- [RECORDS FOR THIS EXERCISE]
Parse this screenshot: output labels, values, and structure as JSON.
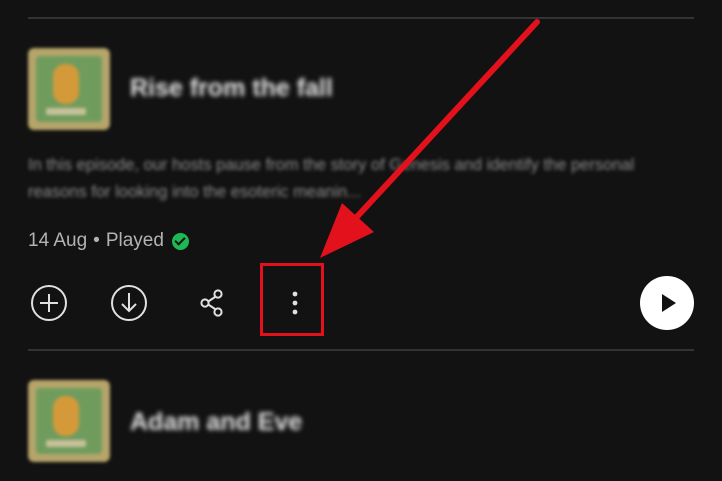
{
  "episodes": [
    {
      "title": "Rise from the fall",
      "description": "In this episode, our hosts pause from the story of Genesis and identify the personal reasons for looking into the esoteric meanin...",
      "date": "14 Aug",
      "separator": "•",
      "status": "Played"
    },
    {
      "title": "Adam and Eve"
    }
  ],
  "icons": {
    "add": "plus-circle-icon",
    "download": "download-circle-icon",
    "share": "share-icon",
    "more": "more-vertical-icon",
    "play": "play-icon",
    "played": "check-circle-icon"
  },
  "colors": {
    "background": "#121212",
    "played_check": "#1db954",
    "annotation": "#e3111b"
  }
}
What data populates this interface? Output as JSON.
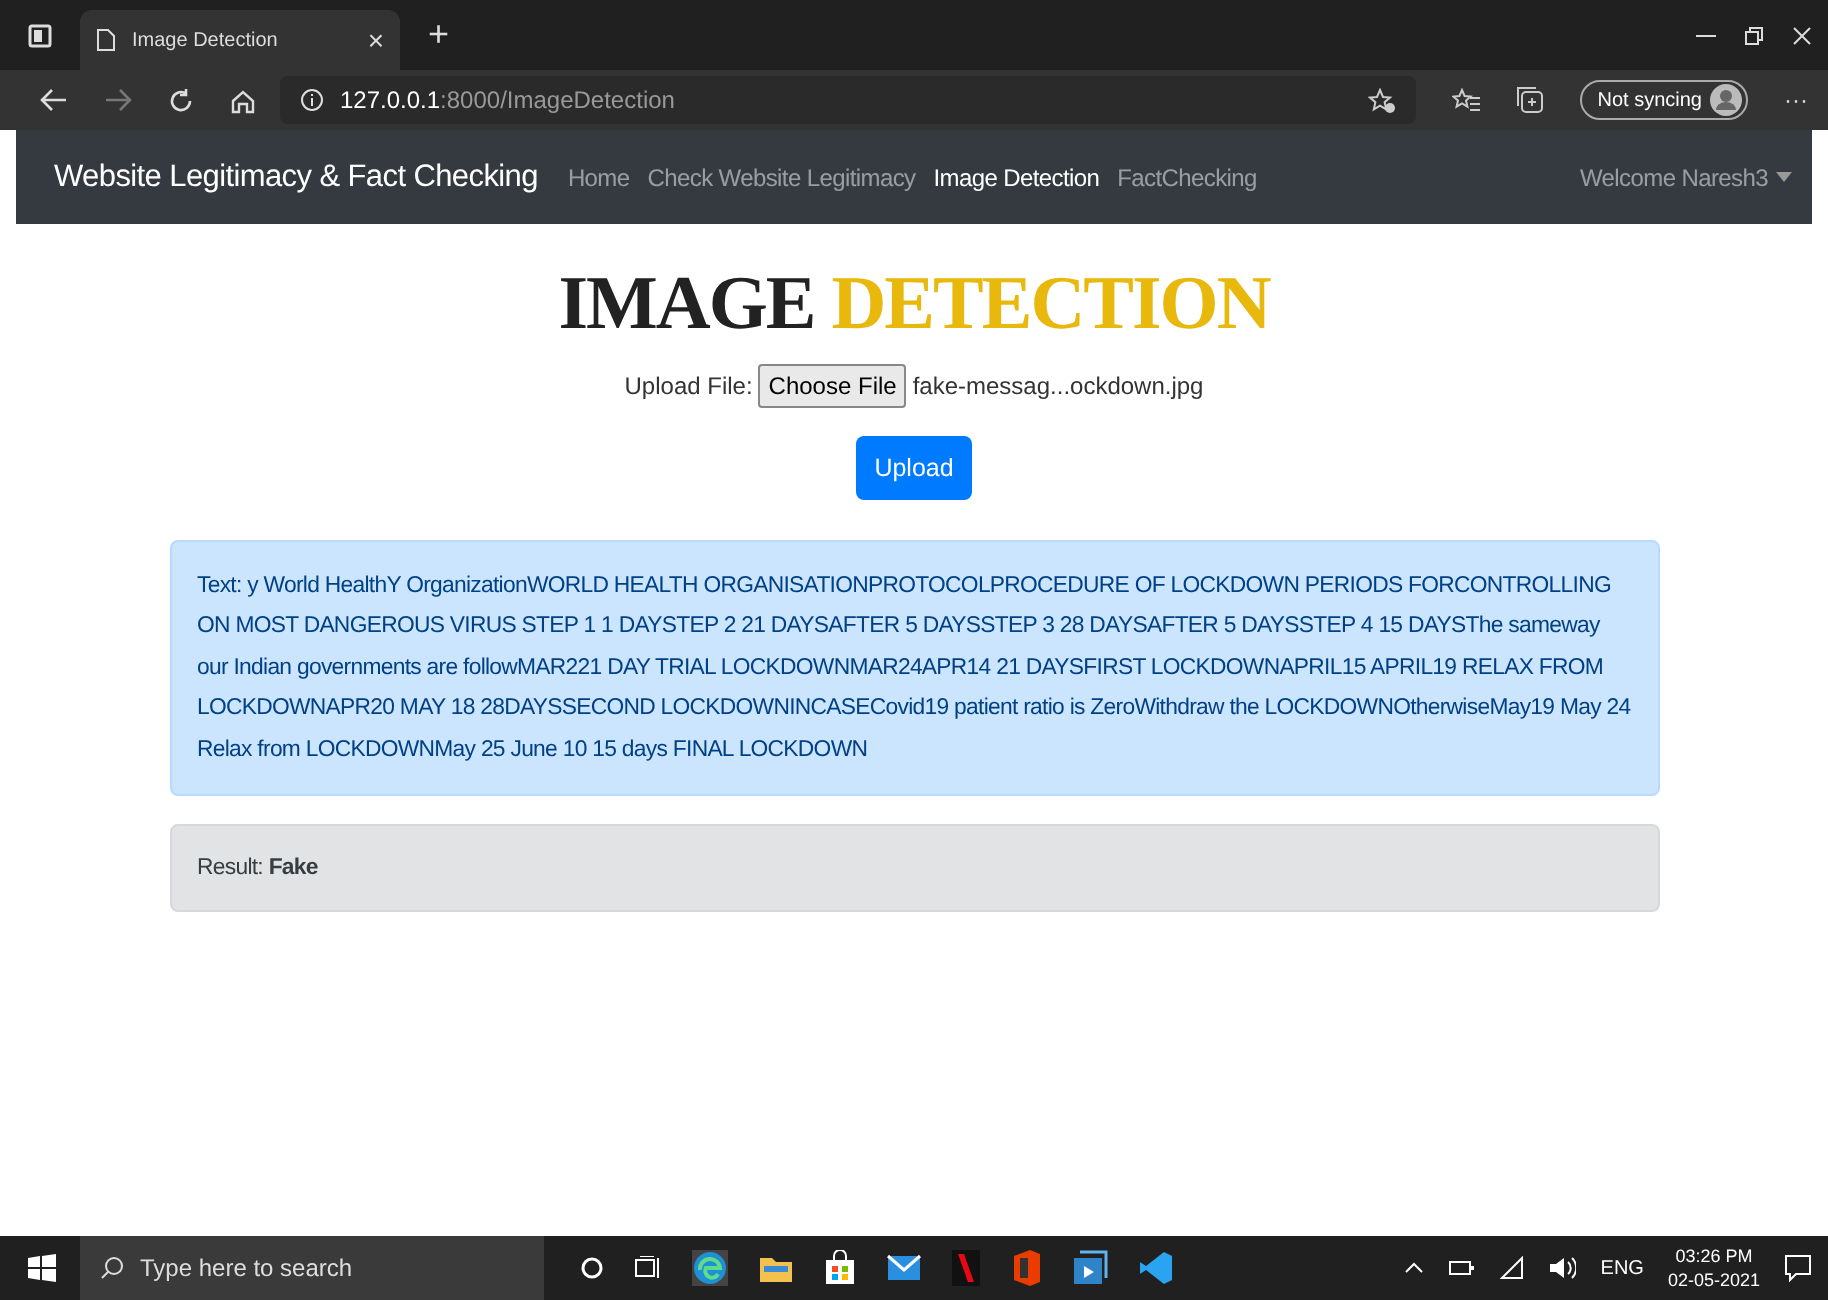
{
  "browser": {
    "tab_title": "Image Detection",
    "tab_close": "×",
    "new_tab": "+",
    "url_host": "127.0.0.1",
    "url_path": ":8000/ImageDetection",
    "sync_label": "Not syncing",
    "more": "···"
  },
  "navbar": {
    "brand": "Website Legitimacy & Fact Checking",
    "links": [
      {
        "label": "Home",
        "selected": false
      },
      {
        "label": "Check Website Legitimacy",
        "selected": false
      },
      {
        "label": "Image Detection",
        "selected": true
      },
      {
        "label": "FactChecking",
        "selected": false
      }
    ],
    "user_menu": "Welcome Naresh3"
  },
  "heading": {
    "part_1": "IMAGE",
    "part_2": "DETECTION"
  },
  "upload": {
    "label": "Upload File:",
    "choose_button": "Choose File",
    "file_name": "fake-messag...ockdown.jpg",
    "submit_button": "Upload"
  },
  "text_result": "Text: y World HealthY OrganizationWORLD HEALTH ORGANISATIONPROTOCOLPROCEDURE OF LOCKDOWN PERIODS FORCONTROLLING ON MOST DANGEROUS VIRUS STEP 1 1 DAYSTEP 2 21 DAYSAFTER 5 DAYSSTEP 3 28 DAYSAFTER 5 DAYSSTEP 4 15 DAYSThe sameway our Indian governments are followMAR221 DAY TRIAL LOCKDOWNMAR24APR14 21 DAYSFIRST LOCKDOWNAPRIL15 APRIL19 RELAX FROM LOCKDOWNAPR20 MAY 18 28DAYSSECOND LOCKDOWNINCASECovid19 patient ratio is ZeroWithdraw the LOCKDOWNOtherwiseMay19 May 24 Relax from LOCKDOWNMay 25 June 10 15 days FINAL LOCKDOWN",
  "verdict": "Result: **Fake**",
  "taskbar": {
    "search_placeholder": "Type here to search",
    "language": "ENG",
    "time": "03:26 PM",
    "date": "02-05-2021"
  }
}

- [PROBLEM REQUIREMENTS]
Which lines of the data include the string "JSON"? Find them and copy each one.

- [ANSWER FOR THE TASK]
Parse this screenshot: output labels, values, and structure as JSON.
What data populates this interface? Output as JSON.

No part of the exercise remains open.